-- START OF STORED RECORDS --
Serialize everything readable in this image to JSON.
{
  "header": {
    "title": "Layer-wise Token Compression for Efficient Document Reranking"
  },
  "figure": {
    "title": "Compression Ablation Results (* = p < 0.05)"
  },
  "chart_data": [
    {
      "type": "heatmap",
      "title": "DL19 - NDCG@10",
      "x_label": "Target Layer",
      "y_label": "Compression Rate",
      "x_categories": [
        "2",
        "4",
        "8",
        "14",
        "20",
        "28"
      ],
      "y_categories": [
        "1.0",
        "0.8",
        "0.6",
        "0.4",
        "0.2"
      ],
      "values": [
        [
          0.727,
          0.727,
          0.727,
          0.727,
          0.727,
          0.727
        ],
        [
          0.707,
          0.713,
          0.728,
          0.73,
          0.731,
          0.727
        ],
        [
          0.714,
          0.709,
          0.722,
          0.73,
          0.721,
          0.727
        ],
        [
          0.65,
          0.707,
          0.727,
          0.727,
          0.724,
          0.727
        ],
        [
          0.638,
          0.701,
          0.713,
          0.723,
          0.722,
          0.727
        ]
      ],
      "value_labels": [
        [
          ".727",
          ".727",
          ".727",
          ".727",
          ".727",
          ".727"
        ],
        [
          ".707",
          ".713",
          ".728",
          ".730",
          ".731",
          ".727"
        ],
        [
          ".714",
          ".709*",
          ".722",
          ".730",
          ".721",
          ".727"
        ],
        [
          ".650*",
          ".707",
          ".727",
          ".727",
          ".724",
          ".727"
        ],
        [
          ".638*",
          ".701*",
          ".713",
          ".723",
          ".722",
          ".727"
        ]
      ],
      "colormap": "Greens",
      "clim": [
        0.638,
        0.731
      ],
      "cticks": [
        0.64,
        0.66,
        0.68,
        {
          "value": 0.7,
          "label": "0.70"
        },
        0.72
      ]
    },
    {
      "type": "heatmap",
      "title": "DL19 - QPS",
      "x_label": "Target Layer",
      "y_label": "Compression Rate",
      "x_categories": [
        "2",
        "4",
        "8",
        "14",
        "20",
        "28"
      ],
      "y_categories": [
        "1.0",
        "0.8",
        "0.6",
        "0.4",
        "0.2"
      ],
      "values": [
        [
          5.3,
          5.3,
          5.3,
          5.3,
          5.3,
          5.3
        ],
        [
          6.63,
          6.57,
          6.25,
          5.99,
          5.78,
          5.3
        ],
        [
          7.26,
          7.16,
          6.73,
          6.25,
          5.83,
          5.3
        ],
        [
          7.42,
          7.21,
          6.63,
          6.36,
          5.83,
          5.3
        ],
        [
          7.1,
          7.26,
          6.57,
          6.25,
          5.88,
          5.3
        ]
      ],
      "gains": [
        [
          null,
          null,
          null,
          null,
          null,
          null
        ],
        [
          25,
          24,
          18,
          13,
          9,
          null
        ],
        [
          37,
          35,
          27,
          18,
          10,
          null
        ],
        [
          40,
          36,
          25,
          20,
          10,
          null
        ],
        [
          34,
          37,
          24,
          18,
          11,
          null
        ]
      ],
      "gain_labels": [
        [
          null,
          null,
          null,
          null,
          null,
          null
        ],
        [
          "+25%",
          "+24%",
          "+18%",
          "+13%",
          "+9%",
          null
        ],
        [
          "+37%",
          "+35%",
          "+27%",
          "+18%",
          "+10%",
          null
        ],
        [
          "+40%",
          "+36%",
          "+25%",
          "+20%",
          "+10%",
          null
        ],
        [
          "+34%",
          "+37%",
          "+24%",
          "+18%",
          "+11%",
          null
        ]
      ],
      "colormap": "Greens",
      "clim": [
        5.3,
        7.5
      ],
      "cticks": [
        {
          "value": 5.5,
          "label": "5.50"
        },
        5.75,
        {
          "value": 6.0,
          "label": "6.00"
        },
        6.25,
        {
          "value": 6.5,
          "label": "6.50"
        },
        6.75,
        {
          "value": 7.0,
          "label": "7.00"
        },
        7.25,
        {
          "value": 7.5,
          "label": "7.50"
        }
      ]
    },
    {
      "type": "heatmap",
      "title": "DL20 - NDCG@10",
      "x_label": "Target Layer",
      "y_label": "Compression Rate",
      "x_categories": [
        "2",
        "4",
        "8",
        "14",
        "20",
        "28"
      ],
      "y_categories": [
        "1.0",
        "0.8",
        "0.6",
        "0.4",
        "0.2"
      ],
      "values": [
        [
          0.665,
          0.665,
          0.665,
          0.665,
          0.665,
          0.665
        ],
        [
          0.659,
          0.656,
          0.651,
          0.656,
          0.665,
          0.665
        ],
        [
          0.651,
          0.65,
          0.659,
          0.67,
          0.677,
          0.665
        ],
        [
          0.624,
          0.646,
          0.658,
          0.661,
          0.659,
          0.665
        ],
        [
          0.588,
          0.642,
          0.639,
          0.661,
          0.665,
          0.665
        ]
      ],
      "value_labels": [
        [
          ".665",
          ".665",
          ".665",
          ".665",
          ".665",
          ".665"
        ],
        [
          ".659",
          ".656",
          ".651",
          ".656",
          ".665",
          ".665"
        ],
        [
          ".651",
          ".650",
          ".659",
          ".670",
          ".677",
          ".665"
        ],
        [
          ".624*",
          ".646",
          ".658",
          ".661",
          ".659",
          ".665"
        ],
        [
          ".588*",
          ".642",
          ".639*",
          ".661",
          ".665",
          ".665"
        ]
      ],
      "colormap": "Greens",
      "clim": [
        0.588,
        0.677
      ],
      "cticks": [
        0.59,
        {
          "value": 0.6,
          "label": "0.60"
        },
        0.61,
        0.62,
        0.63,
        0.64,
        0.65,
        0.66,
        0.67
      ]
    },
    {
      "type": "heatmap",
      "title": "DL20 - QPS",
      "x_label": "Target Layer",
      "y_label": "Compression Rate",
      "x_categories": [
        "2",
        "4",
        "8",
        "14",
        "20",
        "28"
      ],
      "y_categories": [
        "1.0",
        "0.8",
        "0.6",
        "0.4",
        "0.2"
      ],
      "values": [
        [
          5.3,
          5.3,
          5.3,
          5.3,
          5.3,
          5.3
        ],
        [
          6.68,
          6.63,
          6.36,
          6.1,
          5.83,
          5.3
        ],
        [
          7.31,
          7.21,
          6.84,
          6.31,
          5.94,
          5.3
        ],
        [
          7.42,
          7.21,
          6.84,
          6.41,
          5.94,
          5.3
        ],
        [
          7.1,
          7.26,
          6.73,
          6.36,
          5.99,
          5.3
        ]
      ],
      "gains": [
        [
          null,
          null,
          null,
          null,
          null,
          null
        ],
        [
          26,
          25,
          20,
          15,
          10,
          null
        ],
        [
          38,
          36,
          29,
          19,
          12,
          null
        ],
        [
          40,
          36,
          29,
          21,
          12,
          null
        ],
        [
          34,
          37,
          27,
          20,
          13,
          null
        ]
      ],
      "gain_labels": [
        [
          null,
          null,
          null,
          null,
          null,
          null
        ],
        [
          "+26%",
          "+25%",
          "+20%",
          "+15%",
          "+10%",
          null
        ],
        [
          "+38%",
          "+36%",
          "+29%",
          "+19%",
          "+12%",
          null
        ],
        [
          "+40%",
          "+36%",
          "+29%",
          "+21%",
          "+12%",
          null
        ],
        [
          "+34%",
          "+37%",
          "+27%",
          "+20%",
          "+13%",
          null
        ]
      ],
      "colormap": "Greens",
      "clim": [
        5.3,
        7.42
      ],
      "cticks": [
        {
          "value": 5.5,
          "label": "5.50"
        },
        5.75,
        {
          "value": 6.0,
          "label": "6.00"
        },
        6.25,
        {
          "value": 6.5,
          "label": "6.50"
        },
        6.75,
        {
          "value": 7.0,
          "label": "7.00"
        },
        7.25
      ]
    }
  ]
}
-- END OF STORED RECORDS --
Across the material above, how many lines include the string "title"? Only the number is wanted.

TASK RESULT:
6